* Challenge
Below is a block of records. Copy every line in it that contains the word "into".

* BEGIN Data provided *

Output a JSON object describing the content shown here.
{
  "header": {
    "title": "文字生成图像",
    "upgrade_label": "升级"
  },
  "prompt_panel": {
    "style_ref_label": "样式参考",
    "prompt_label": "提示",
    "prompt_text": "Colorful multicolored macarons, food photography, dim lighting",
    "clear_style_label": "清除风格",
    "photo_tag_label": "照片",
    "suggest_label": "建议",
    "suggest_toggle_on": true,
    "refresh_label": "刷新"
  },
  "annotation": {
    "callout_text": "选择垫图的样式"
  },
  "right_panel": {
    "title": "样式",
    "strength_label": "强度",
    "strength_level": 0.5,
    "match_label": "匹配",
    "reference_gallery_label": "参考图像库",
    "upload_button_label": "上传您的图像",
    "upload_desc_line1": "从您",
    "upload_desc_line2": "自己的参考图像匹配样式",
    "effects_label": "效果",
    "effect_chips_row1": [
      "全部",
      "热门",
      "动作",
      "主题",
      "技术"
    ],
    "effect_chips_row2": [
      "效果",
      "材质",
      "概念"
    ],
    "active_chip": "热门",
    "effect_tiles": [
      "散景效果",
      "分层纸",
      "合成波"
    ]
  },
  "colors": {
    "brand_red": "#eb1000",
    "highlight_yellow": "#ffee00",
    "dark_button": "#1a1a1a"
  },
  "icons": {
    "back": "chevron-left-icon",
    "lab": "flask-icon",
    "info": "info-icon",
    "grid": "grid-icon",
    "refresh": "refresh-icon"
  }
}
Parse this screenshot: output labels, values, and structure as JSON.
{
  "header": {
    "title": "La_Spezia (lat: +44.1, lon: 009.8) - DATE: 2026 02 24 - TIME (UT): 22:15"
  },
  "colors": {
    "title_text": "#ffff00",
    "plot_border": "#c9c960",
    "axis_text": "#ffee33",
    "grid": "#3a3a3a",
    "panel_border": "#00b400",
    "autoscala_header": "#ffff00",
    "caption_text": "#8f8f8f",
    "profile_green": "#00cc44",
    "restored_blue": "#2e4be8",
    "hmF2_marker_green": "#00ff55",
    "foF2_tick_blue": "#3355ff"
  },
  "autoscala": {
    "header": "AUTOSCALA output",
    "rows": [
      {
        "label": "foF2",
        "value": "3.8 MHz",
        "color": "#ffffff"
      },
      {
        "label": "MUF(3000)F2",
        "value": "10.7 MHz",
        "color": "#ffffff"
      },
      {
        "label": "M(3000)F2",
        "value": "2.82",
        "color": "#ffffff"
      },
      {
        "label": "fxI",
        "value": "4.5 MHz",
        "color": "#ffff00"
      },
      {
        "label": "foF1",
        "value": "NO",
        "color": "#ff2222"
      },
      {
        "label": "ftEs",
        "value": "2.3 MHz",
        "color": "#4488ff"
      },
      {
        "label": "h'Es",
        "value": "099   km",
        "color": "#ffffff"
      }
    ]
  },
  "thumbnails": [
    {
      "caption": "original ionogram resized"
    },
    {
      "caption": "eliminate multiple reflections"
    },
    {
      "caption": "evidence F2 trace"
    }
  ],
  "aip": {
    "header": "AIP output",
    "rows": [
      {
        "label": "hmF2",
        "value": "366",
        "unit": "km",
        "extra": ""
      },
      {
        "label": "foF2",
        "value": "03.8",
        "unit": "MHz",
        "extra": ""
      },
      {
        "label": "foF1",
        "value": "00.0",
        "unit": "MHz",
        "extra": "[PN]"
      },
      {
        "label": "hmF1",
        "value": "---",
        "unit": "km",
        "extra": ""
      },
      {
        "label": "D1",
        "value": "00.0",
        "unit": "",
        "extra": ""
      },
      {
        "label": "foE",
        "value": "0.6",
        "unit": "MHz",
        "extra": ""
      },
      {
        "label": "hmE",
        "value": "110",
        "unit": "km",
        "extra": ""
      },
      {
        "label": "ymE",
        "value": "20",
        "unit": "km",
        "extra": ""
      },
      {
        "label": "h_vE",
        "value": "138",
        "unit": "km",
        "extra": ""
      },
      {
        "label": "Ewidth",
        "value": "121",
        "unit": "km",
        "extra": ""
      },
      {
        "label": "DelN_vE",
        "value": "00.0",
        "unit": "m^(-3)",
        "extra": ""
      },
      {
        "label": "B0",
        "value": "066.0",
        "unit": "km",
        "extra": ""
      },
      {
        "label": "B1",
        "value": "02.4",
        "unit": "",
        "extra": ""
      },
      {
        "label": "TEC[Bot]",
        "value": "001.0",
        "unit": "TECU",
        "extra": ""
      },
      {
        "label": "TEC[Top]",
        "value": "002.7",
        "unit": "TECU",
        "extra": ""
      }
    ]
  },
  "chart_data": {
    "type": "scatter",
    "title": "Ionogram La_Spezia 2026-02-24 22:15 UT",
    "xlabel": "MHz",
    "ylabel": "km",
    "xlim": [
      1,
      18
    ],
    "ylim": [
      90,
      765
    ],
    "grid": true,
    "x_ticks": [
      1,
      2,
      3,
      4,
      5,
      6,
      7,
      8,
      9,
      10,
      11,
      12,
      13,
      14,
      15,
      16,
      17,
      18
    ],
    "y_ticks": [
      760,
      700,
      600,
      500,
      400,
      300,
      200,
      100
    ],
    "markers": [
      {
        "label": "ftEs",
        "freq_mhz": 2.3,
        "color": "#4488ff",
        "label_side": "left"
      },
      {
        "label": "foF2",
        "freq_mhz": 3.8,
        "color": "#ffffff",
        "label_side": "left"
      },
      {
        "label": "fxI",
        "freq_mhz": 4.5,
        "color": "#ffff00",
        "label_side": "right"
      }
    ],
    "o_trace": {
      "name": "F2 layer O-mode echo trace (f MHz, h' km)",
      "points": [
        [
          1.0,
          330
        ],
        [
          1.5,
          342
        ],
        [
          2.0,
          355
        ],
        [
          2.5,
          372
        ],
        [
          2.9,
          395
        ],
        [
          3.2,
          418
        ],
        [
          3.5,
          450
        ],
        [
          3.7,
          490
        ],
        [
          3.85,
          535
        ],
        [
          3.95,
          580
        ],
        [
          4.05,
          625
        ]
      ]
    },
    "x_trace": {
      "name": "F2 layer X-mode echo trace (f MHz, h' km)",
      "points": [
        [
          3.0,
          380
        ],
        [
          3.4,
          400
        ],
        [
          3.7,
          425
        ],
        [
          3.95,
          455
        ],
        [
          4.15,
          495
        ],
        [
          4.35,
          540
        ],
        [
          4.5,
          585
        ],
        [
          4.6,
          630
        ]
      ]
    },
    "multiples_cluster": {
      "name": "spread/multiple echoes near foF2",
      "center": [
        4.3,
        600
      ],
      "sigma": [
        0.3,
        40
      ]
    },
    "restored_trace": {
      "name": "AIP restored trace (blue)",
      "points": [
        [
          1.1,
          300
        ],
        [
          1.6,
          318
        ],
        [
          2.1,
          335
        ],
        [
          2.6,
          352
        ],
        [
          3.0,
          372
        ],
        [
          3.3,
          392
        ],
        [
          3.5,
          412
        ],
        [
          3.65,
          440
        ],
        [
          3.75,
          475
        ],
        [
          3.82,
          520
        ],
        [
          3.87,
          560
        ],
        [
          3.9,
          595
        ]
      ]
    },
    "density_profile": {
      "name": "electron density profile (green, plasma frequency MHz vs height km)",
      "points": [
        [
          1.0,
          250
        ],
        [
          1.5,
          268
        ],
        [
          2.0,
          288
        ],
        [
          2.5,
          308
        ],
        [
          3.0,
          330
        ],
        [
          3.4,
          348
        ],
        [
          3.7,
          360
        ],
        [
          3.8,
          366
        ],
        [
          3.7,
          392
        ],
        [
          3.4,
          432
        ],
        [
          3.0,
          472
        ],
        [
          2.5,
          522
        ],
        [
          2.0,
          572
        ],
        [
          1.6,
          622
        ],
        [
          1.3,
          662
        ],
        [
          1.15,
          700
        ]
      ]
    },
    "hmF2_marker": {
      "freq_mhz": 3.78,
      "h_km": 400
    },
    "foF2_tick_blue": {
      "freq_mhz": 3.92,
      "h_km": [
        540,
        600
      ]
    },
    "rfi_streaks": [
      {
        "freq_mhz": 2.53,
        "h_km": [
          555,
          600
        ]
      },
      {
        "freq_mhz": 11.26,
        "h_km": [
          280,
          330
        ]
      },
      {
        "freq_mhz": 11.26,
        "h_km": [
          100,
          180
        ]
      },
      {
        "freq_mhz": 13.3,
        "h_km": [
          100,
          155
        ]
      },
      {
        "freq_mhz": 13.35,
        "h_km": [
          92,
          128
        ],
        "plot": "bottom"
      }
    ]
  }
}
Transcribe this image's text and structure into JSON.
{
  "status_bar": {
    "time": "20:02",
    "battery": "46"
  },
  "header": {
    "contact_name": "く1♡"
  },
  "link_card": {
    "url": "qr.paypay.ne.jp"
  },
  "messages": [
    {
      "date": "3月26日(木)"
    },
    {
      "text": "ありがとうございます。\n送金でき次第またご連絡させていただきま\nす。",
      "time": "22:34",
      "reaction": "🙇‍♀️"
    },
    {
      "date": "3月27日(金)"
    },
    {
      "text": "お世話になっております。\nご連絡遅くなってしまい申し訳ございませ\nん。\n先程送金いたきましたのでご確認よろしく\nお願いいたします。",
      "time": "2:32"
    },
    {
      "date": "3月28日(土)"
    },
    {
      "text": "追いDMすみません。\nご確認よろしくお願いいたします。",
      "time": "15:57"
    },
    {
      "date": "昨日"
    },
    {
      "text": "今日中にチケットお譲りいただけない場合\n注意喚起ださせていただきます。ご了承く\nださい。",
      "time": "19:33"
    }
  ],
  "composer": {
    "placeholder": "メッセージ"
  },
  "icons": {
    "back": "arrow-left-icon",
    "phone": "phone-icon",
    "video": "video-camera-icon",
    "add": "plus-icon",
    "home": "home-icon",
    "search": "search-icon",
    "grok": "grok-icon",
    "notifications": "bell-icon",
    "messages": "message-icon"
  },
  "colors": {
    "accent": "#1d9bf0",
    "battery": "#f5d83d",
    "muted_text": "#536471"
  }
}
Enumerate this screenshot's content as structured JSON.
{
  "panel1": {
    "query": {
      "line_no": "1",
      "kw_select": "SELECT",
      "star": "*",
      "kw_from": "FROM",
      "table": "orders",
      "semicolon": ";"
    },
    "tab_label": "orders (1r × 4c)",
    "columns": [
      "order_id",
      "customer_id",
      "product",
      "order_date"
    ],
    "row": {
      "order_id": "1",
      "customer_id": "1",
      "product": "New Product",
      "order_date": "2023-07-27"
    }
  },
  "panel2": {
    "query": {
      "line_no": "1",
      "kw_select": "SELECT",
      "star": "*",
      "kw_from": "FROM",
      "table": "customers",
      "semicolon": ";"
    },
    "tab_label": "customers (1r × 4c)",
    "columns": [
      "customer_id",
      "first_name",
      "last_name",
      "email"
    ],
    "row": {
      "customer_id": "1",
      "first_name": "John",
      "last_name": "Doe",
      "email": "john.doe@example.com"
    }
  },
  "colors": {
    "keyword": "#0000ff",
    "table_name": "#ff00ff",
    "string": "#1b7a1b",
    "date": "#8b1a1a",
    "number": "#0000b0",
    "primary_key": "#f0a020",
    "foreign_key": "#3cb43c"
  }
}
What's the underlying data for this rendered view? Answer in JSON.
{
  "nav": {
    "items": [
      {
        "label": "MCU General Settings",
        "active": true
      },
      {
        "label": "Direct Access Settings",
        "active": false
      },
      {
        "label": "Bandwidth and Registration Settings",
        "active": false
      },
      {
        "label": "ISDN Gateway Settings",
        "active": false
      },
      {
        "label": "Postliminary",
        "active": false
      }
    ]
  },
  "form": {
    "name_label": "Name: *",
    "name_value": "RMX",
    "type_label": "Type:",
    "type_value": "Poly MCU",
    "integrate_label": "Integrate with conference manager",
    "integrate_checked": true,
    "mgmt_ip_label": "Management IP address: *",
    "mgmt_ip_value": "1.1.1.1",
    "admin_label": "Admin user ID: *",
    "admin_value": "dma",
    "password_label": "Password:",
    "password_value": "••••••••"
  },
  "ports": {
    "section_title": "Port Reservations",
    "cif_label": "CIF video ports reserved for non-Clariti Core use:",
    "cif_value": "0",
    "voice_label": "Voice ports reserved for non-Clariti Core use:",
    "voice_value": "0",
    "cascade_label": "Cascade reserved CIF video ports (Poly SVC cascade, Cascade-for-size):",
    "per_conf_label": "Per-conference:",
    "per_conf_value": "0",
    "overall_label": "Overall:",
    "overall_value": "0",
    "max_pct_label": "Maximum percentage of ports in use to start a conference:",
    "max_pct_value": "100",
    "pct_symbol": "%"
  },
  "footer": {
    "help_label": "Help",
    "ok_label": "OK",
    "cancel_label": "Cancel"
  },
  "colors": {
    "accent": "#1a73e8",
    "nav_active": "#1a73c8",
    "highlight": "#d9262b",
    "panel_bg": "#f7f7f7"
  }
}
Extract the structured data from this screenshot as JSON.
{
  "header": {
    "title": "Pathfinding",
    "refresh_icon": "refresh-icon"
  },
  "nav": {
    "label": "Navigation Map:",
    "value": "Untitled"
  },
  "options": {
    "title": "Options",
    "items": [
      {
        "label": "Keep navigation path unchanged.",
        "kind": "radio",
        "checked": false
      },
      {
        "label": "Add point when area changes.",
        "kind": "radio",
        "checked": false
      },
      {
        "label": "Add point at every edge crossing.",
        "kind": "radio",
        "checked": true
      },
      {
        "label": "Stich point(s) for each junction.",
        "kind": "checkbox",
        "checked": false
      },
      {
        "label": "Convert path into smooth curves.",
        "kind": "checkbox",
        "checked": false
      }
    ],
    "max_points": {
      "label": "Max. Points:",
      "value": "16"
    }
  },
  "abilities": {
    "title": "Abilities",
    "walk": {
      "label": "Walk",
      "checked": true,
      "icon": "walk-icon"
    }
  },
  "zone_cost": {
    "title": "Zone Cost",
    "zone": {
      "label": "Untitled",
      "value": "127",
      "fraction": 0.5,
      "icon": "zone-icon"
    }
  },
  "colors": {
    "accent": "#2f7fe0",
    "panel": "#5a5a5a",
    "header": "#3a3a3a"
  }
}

* END Data provided *

* Written answer
Transcribe this image's text and structure into JSON.
        "label": "Convert path into smooth curves.",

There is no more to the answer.